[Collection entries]
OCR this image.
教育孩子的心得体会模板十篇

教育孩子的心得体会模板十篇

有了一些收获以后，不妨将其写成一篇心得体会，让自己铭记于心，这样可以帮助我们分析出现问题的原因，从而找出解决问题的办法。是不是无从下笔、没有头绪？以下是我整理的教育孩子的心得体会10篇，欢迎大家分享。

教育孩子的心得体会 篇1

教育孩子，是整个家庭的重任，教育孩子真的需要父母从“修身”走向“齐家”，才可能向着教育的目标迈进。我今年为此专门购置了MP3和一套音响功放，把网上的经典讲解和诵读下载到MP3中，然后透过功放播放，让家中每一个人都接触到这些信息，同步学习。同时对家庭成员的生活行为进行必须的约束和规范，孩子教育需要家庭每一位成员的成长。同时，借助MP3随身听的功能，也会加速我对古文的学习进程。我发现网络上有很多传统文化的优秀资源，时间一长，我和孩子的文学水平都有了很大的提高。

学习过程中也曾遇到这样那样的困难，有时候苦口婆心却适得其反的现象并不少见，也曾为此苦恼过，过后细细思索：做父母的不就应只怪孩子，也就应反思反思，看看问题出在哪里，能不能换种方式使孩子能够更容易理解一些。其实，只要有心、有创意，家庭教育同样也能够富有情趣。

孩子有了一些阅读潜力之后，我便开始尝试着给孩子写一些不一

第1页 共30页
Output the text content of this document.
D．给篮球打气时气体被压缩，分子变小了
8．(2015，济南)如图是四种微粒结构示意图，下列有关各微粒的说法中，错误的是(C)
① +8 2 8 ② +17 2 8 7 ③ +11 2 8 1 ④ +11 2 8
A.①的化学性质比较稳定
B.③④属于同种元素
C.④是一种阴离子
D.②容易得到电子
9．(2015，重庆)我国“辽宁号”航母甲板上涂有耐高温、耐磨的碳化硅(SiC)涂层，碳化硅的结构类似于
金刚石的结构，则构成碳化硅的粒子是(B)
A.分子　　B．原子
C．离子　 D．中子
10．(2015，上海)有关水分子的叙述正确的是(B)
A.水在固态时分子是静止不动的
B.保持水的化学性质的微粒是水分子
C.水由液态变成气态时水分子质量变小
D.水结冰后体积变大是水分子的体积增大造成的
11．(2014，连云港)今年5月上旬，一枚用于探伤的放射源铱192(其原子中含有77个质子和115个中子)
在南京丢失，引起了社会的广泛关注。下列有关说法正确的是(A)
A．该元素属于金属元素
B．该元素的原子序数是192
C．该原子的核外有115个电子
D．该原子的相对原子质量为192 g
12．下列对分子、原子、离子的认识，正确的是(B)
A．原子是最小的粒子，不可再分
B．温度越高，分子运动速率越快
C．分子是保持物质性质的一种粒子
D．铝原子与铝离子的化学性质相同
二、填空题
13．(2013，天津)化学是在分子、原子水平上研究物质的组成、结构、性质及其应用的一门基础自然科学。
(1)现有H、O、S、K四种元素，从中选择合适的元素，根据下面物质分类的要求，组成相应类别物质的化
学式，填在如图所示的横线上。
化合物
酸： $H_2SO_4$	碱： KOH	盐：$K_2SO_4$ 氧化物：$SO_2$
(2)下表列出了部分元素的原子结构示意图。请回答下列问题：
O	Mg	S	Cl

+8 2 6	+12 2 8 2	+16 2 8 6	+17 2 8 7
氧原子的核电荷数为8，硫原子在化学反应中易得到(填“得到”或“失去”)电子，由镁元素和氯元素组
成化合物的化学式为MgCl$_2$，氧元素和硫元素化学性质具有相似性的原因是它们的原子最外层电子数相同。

(Your objective) Retype every record above exactly as written.

(Written solution)
OCR this image.
教育孩子的心得体会模板十篇

教育孩子的心得体会模板十篇

有了一些收获以后，不妨将其写成一篇心得体会，让自己铭记于心，这样可以帮助我们分析出现问题的原因，从而找出解决问题的办法。是不是无从下笔、没有头绪？以下是我整理的教育孩子的心得体会10篇，欢迎大家分享。

教育孩子的心得体会 篇1

教育孩子，是整个家庭的重任，教育孩子真的需要父母从“修身”走向“齐家”，才可能向着教育的目标迈进。我今年为此专门购置了MP3和一套音响功放，把网上的经典讲解和诵读下载到MP3中，然后透过功放播放，让家中每一个人都接触到这些信息，同步学习。同时对家庭成员的生活行为进行必须的约束和规范，孩子教育需要家庭每一位成员的成长。同时，借助MP3随身听的功能，也会加速我对古文的学习进程。我发现网络上有很多传统文化的优秀资源，时间一长，我和孩子的文学水平都有了很大的提高。

学习过程中也曾遇到这样那样的困难，有时候苦口婆心却适得其反的现象并不少见，也曾为此苦恼过，过后细细思索：做父母的不就应只怪孩子，也就应反思反思，看看问题出在哪里，能不能换种方式使孩子能够更容易理解一些。其实，只要有心、有创意，家庭教育同样也能够富有情趣。

孩子有了一些阅读潜力之后，我便开始尝试着给孩子写一些不一

第1页 共30页
Output the text content of this document.
D．给篮球打气时气体被压缩，分子变小了
8．(2015，济南)如图是四种微粒结构示意图，下列有关各微粒的说法中，错误的是(C)
① +8 2 8 ② +17 2 8 7 ③ +11 2 8 1 ④ +11 2 8
A.①的化学性质比较稳定
B.③④属于同种元素
C.④是一种阴离子
D.②容易得到电子
9．(2015，重庆)我国“辽宁号”航母甲板上涂有耐高温、耐磨的碳化硅(SiC)涂层，碳化硅的结构类似于
金刚石的结构，则构成碳化硅的粒子是(B)
A.分子　　B．原子
C．离子　 D．中子
10．(2015，上海)有关水分子的叙述正确的是(B)
A.水在固态时分子是静止不动的
B.保持水的化学性质的微粒是水分子
C.水由液态变成气态时水分子质量变小
D.水结冰后体积变大是水分子的体积增大造成的
11．(2014，连云港)今年5月上旬，一枚用于探伤的放射源铱192(其原子中含有77个质子和115个中子)
在南京丢失，引起了社会的广泛关注。下列有关说法正确的是(A)
A．该元素属于金属元素
B．该元素的原子序数是192
C．该原子的核外有115个电子
D．该原子的相对原子质量为192 g
12．下列对分子、原子、离子的认识，正确的是(B)
A．原子是最小的粒子，不可再分
B．温度越高，分子运动速率越快
C．分子是保持物质性质的一种粒子
D．铝原子与铝离子的化学性质相同
二、填空题
13．(2013，天津)化学是在分子、原子水平上研究物质的组成、结构、性质及其应用的一门基础自然科学。
(1)现有H、O、S、K四种元素，从中选择合适的元素，根据下面物质分类的要求，组成相应类别物质的化
学式，填在如图所示的横线上。
化合物
酸： $H_2SO_4$	碱： KOH	盐：$K_2SO_4$ 氧化物：$SO_2$
(2)下表列出了部分元素的原子结构示意图。请回答下列问题：
O	Mg	S	Cl

+8 2 6	+12 2 8 2	+16 2 8 6	+17 2 8 7
氧原子的核电荷数为8，硫原子在化学反应中易得到(填“得到”或“失去”)电子，由镁元素和氯元素组
成化合物的化学式为MgCl$_2$，氧元素和硫元素化学性质具有相似性的原因是它们的原子最外层电子数相同。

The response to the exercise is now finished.